## Instructions for the task:
Sort through the entries below and pull out lines containing the word "video".

## Raw records:

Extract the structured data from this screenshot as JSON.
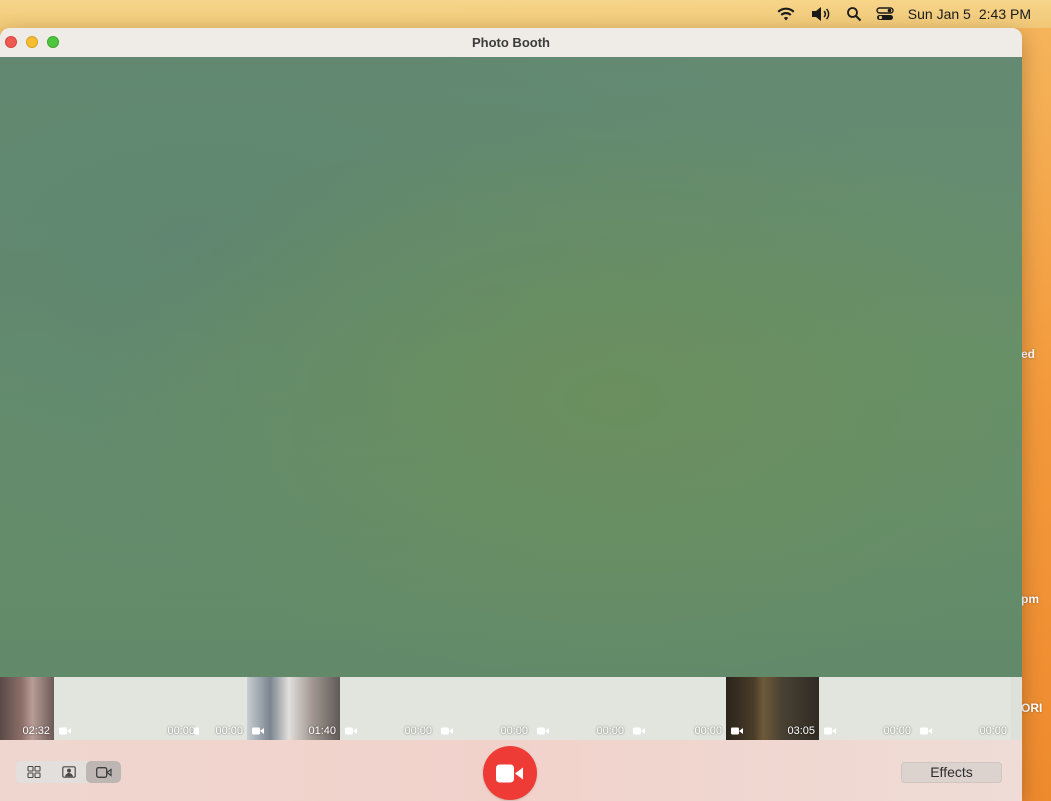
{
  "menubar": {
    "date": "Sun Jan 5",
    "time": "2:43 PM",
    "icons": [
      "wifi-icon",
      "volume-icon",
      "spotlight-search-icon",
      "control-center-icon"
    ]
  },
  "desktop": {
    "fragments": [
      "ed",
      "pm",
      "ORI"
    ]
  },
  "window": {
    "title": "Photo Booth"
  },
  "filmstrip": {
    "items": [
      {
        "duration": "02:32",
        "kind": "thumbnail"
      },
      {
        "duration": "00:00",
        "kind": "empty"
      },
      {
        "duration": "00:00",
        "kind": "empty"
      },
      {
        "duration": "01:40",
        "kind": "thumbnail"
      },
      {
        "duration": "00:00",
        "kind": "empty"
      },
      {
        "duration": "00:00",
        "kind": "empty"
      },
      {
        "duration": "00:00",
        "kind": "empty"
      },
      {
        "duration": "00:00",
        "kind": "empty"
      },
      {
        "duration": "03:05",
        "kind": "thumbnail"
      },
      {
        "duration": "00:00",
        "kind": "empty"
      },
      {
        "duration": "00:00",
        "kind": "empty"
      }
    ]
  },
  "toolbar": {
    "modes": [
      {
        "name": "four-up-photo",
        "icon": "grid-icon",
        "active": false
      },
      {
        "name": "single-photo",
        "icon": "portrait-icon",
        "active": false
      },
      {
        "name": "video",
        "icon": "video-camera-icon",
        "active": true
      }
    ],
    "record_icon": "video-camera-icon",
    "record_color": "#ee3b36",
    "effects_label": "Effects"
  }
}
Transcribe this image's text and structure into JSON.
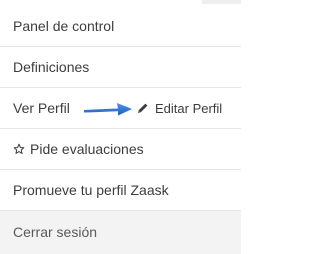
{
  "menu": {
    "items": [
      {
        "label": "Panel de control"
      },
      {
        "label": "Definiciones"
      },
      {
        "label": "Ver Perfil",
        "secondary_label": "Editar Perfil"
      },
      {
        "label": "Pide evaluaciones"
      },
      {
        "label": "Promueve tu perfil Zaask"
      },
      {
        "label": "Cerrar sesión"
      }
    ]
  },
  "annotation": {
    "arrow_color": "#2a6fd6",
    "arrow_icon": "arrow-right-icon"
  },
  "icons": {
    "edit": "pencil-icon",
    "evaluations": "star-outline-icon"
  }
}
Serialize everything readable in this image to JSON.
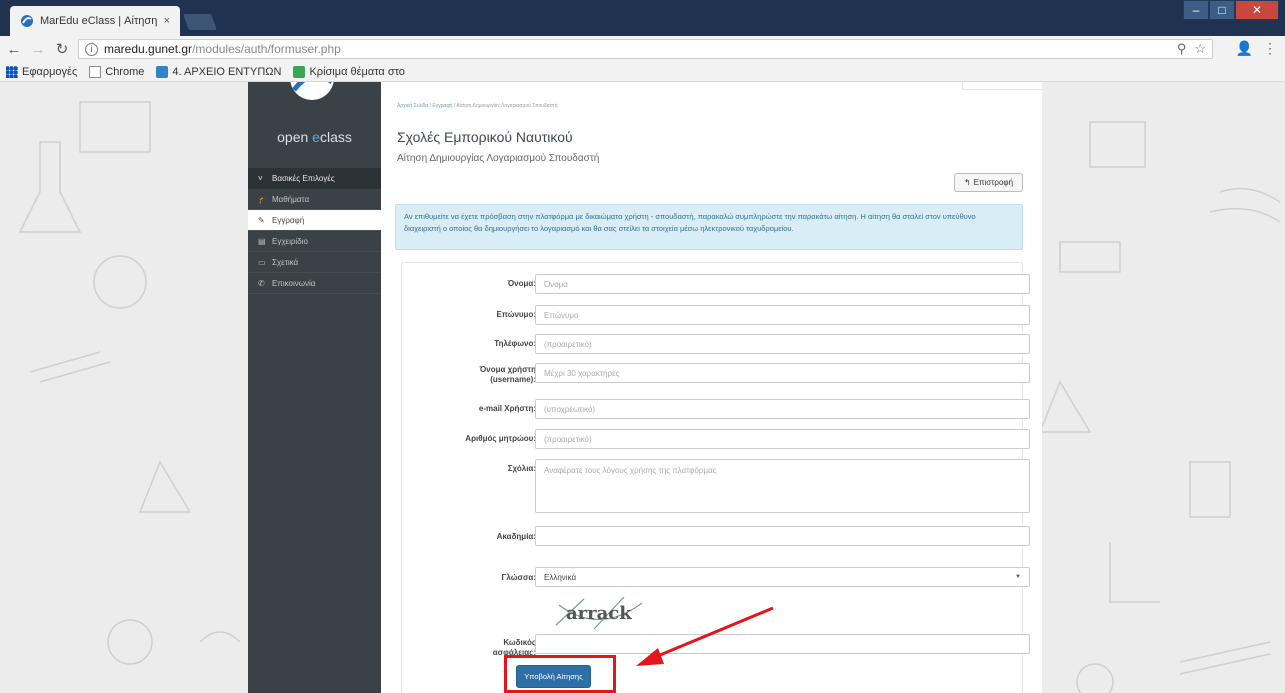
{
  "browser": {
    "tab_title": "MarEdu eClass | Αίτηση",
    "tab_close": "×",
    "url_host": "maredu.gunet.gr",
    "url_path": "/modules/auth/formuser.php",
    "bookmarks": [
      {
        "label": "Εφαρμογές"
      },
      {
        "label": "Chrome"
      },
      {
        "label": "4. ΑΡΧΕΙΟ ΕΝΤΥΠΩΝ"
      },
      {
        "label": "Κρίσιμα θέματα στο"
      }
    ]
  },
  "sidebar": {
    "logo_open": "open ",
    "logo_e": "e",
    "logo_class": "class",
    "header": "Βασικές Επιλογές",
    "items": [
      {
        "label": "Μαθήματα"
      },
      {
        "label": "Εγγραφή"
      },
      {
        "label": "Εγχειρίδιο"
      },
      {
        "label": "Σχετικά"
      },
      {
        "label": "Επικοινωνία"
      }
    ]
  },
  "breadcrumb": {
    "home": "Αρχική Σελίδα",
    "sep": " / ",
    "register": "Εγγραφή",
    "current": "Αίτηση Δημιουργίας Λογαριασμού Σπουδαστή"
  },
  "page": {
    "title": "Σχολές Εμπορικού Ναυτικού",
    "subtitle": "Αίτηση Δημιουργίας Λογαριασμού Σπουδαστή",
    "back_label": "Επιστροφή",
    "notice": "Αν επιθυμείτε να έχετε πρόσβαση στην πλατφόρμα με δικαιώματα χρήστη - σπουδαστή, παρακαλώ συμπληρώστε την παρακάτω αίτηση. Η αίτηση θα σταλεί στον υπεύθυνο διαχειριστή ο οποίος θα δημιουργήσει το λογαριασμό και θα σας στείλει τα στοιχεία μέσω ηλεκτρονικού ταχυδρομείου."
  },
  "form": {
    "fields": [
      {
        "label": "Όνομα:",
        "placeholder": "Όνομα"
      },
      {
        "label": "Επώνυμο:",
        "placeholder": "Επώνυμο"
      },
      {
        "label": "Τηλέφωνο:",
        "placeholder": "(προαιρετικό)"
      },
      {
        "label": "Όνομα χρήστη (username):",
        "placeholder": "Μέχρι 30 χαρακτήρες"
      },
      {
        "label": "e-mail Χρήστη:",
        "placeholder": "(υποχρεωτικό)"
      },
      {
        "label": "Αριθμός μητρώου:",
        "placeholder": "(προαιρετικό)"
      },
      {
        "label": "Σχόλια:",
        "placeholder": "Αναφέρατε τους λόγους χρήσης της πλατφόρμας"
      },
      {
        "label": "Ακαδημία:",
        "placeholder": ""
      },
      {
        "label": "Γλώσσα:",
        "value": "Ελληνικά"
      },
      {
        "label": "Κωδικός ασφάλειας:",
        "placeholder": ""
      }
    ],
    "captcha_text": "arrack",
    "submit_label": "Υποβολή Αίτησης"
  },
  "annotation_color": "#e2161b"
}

## In response:
        "name": "video",
        "icon": "video-camera-icon",
    "record_icon": "video-camera-icon",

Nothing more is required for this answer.